Extract every line where the string "minutes" appears.

§ **GIVEN DATA**
▶
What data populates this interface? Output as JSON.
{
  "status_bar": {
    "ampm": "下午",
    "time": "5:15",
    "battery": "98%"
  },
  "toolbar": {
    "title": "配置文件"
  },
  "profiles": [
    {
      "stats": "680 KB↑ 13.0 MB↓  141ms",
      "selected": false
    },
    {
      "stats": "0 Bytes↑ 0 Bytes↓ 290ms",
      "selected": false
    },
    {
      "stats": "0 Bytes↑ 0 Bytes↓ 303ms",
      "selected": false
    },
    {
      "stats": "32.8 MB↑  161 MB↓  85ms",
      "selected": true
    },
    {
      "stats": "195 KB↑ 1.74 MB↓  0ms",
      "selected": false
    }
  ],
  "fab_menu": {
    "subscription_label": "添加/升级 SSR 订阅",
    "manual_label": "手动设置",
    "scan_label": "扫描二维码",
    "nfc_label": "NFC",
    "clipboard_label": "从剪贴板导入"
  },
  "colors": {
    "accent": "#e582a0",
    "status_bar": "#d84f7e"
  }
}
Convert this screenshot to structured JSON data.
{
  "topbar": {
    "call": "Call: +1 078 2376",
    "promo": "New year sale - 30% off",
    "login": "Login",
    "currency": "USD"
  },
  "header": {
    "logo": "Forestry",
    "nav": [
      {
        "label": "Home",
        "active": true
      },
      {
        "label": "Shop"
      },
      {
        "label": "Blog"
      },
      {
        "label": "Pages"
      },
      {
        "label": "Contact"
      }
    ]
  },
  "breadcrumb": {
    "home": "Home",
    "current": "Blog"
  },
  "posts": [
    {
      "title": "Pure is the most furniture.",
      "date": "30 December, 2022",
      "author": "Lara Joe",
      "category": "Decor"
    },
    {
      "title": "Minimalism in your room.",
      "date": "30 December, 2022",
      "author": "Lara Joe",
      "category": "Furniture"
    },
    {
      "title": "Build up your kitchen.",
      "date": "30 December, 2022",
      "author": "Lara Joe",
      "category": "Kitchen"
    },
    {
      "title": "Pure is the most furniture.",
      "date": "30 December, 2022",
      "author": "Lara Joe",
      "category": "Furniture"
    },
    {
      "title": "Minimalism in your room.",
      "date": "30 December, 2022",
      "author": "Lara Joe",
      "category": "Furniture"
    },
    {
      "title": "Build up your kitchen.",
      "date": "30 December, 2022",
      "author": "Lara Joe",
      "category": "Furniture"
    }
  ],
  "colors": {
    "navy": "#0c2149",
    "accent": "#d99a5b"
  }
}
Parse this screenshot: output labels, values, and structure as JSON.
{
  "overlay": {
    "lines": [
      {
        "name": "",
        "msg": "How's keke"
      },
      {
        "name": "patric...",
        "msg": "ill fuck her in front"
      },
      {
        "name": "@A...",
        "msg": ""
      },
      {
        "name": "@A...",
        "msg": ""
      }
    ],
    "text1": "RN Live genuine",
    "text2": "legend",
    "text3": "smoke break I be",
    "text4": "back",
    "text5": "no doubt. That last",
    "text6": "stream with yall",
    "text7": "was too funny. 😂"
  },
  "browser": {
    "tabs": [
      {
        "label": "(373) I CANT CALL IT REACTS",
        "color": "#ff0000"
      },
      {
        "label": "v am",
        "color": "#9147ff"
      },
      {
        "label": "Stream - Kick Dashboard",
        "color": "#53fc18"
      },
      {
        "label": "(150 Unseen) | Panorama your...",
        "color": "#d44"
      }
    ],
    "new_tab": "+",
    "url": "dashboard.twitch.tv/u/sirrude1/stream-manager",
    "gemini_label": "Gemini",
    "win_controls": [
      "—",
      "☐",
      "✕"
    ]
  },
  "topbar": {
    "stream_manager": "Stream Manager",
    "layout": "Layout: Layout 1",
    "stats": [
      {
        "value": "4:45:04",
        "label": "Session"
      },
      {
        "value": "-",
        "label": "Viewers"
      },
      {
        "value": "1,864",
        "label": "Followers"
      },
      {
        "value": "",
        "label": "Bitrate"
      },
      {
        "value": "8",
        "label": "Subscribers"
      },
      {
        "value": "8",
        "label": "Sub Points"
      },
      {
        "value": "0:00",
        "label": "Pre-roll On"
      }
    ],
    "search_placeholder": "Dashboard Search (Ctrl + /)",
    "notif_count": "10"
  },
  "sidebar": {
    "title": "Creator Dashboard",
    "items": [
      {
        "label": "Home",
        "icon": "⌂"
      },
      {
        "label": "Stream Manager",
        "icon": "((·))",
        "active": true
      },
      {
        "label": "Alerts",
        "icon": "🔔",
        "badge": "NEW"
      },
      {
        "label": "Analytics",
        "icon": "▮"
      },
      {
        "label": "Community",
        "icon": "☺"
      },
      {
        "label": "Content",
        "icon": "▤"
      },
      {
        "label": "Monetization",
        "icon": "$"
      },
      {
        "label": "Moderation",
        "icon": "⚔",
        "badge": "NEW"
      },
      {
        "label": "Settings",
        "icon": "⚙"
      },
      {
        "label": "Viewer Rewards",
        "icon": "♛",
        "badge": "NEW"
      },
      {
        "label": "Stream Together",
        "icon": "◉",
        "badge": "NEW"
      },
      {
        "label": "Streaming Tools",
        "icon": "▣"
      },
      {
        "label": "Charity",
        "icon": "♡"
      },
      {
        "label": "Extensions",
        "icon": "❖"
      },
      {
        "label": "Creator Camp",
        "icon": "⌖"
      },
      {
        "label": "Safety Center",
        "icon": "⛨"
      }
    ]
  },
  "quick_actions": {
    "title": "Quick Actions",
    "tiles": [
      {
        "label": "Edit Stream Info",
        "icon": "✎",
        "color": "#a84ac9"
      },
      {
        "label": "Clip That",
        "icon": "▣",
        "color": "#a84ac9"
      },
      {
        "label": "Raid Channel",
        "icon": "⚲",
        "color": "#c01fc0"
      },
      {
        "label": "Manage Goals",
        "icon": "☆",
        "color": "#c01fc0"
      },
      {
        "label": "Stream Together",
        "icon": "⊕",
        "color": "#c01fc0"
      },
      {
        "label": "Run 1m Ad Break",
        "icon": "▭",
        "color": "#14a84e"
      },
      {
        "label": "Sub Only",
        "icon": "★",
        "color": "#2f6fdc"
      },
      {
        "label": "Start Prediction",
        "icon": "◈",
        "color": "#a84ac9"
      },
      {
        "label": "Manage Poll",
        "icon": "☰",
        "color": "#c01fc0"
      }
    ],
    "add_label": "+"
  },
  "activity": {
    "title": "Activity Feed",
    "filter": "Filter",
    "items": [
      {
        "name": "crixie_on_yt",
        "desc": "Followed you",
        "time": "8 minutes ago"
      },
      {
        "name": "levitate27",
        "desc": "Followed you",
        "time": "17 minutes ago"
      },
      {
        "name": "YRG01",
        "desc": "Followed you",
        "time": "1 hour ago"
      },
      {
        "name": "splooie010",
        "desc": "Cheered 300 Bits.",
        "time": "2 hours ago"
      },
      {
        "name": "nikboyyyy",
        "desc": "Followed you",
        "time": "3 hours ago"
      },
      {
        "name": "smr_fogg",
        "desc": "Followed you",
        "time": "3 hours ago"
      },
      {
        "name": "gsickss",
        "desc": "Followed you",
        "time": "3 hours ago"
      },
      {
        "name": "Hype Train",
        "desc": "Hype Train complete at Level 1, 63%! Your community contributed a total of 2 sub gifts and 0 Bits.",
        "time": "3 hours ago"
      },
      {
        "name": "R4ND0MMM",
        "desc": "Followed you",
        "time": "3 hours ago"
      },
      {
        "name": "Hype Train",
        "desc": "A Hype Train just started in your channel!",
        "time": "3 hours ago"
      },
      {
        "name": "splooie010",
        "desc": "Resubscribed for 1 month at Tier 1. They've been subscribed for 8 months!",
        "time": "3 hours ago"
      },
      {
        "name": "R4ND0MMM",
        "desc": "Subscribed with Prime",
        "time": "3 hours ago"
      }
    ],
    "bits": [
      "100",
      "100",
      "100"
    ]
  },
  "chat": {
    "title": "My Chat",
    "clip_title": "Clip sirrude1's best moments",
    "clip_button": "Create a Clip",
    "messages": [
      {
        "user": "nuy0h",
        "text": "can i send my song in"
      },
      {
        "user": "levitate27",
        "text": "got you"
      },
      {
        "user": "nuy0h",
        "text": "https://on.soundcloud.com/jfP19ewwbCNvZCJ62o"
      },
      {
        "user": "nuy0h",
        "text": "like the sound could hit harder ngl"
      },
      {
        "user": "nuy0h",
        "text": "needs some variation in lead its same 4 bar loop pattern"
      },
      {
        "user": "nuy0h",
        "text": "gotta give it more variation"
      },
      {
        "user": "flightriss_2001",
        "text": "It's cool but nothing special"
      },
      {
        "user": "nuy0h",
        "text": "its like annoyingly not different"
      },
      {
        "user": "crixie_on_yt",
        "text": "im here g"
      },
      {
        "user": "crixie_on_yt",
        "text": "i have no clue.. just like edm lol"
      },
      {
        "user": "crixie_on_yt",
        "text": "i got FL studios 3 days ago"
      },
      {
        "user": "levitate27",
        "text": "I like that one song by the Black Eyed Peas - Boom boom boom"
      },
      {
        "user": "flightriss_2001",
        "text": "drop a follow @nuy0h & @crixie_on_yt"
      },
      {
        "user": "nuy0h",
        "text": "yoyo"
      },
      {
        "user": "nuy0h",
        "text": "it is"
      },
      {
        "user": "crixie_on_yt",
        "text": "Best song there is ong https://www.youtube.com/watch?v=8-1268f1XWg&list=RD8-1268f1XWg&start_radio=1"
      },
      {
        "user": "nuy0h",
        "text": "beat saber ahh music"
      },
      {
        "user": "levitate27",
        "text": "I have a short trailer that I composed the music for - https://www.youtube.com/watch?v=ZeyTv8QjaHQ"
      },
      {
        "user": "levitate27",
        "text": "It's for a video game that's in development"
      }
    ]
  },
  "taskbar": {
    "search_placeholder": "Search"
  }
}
◀
§ **SOLUTION TO THIS EXERCISE**
        "time": "8 minutes ago"
        "time": "17 minutes ago"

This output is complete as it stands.